◆ TASK PROMPT:
Reproduce every entry below precisely. Pictures are excluded from the copy.

◆ DATASET RECORDS:

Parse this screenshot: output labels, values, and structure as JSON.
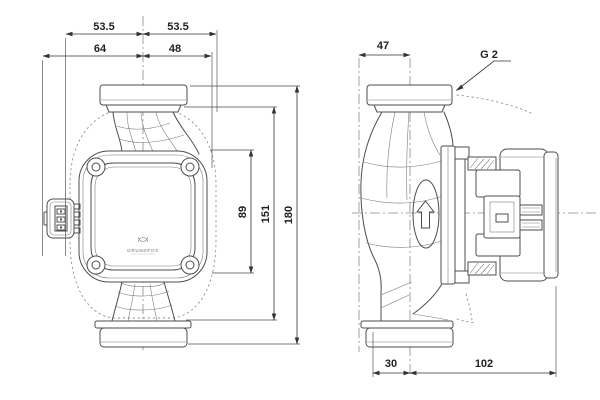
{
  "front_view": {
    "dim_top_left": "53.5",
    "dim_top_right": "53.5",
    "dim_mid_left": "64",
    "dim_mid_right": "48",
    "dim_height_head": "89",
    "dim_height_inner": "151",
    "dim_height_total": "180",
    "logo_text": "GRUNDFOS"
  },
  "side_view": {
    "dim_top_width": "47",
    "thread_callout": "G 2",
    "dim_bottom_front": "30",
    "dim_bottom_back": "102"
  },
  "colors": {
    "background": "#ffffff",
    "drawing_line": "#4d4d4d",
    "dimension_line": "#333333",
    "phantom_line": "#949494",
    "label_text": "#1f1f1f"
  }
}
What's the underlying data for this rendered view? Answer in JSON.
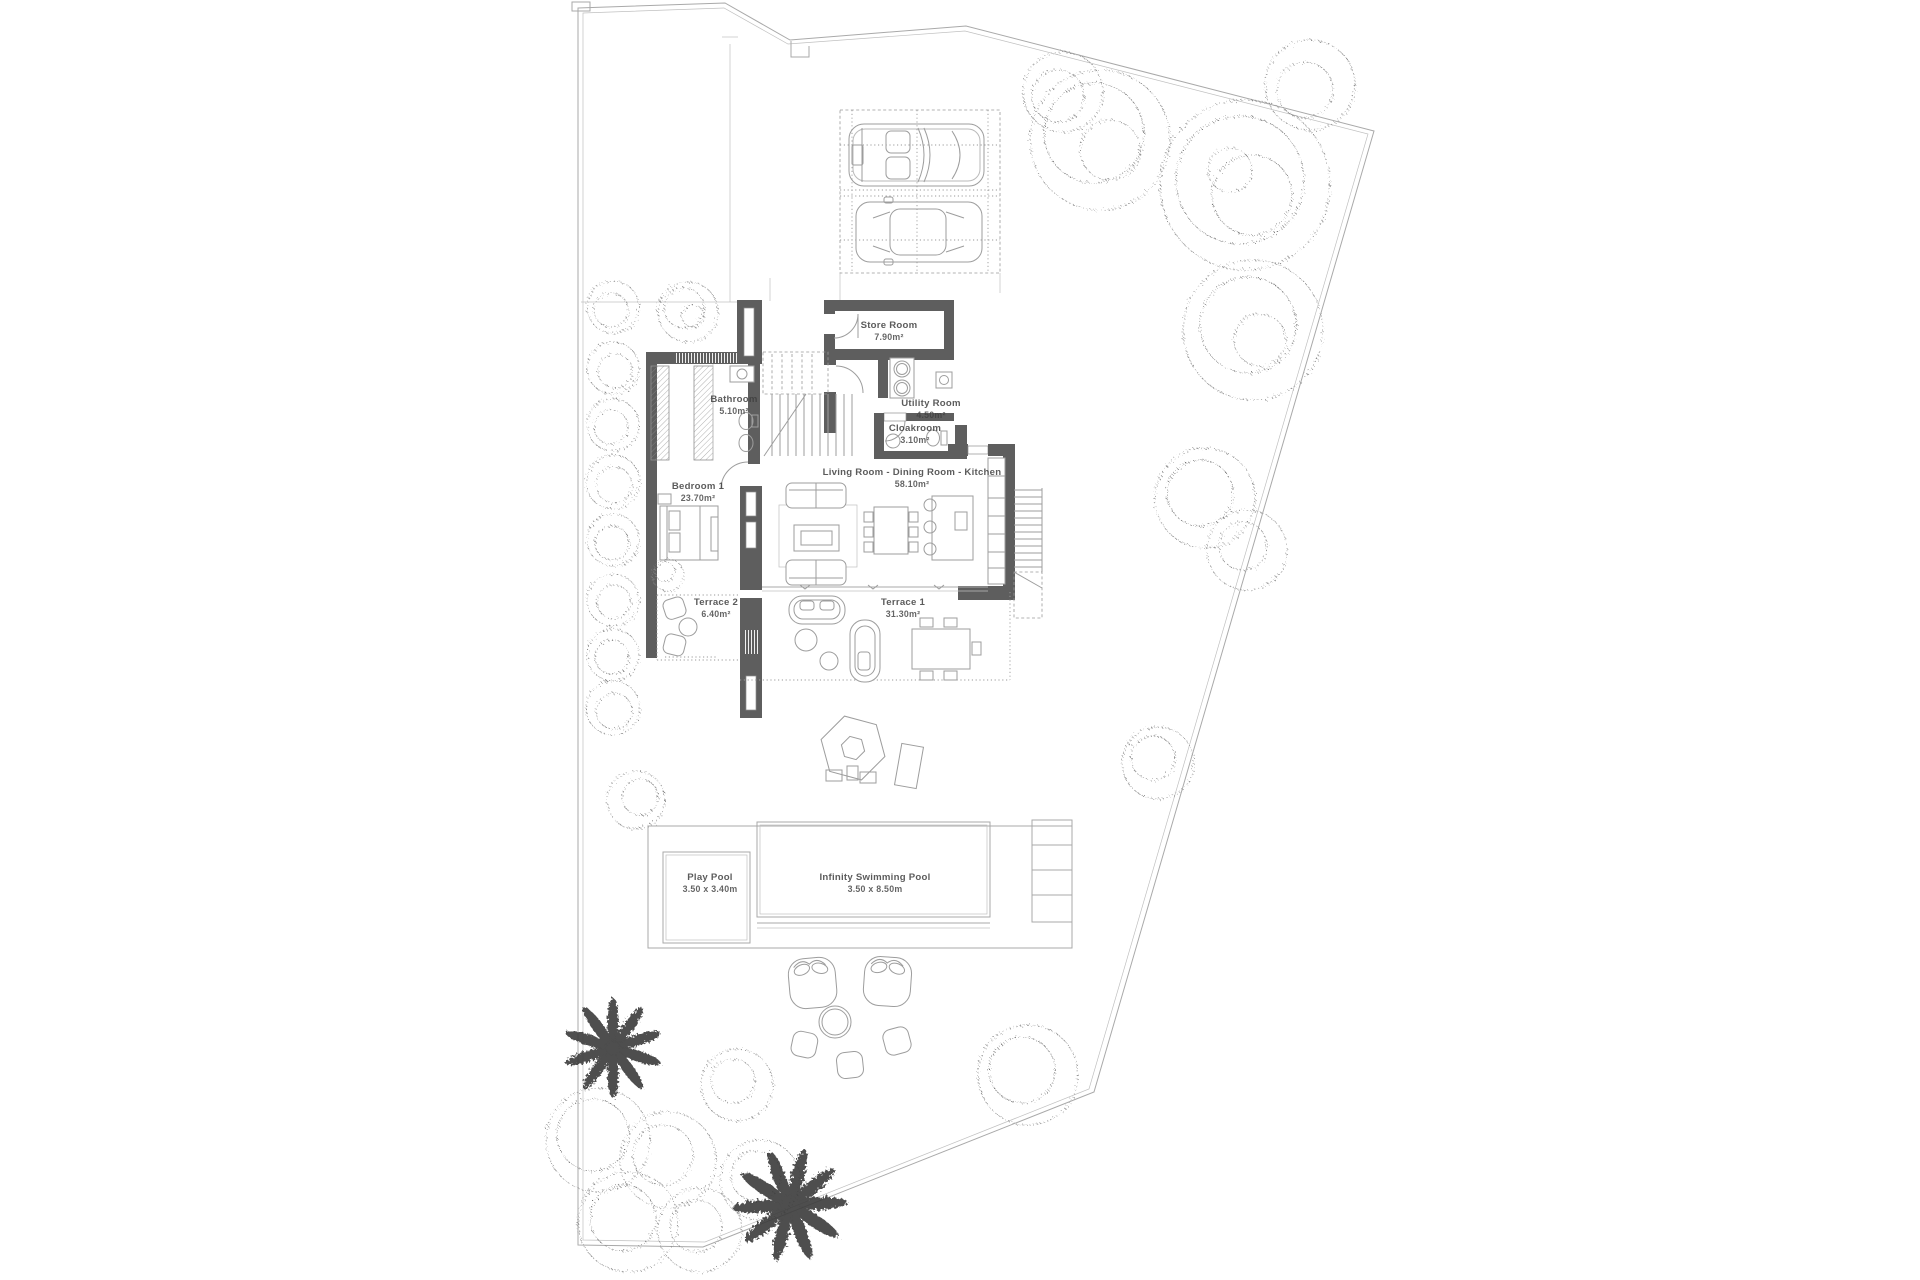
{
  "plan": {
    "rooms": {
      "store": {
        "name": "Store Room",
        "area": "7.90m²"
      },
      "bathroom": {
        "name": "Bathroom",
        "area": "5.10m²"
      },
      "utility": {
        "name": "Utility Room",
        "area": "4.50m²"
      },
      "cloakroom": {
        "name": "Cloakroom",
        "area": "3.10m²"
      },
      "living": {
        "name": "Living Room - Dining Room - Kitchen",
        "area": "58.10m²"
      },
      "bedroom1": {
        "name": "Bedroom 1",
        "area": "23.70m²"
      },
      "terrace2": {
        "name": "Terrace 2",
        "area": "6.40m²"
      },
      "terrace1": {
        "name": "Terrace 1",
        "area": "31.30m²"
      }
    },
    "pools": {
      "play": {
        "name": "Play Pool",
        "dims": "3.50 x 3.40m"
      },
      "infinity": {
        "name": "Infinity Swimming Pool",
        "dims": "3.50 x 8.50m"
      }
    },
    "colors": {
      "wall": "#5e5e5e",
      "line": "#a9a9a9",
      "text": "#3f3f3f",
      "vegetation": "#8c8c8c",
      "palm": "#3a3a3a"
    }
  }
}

◆ RESPONSE TO THIS EXERCISE:
Parse this screenshot: output labels, values, and structure as JSON.
{
  "front_view": {
    "dim_top_left": "53.5",
    "dim_top_right": "53.5",
    "dim_mid_left": "64",
    "dim_mid_right": "48",
    "dim_height_head": "89",
    "dim_height_inner": "151",
    "dim_height_total": "180",
    "logo_text": "GRUNDFOS"
  },
  "side_view": {
    "dim_top_width": "47",
    "thread_callout": "G 2",
    "dim_bottom_front": "30",
    "dim_bottom_back": "102"
  },
  "colors": {
    "background": "#ffffff",
    "drawing_line": "#4d4d4d",
    "dimension_line": "#333333",
    "phantom_line": "#949494",
    "label_text": "#1f1f1f"
  }
}
What's the underlying data for this rendered view? Answer in JSON.
{
  "plan": {
    "rooms": {
      "store": {
        "name": "Store Room",
        "area": "7.90m²"
      },
      "bathroom": {
        "name": "Bathroom",
        "area": "5.10m²"
      },
      "utility": {
        "name": "Utility Room",
        "area": "4.50m²"
      },
      "cloakroom": {
        "name": "Cloakroom",
        "area": "3.10m²"
      },
      "living": {
        "name": "Living Room - Dining Room - Kitchen",
        "area": "58.10m²"
      },
      "bedroom1": {
        "name": "Bedroom 1",
        "area": "23.70m²"
      },
      "terrace2": {
        "name": "Terrace 2",
        "area": "6.40m²"
      },
      "terrace1": {
        "name": "Terrace 1",
        "area": "31.30m²"
      }
    },
    "pools": {
      "play": {
        "name": "Play Pool",
        "dims": "3.50 x 3.40m"
      },
      "infinity": {
        "name": "Infinity Swimming Pool",
        "dims": "3.50 x 8.50m"
      }
    },
    "colors": {
      "wall": "#5e5e5e",
      "line": "#a9a9a9",
      "text": "#3f3f3f",
      "vegetation": "#8c8c8c",
      "palm": "#3a3a3a"
    }
  }
}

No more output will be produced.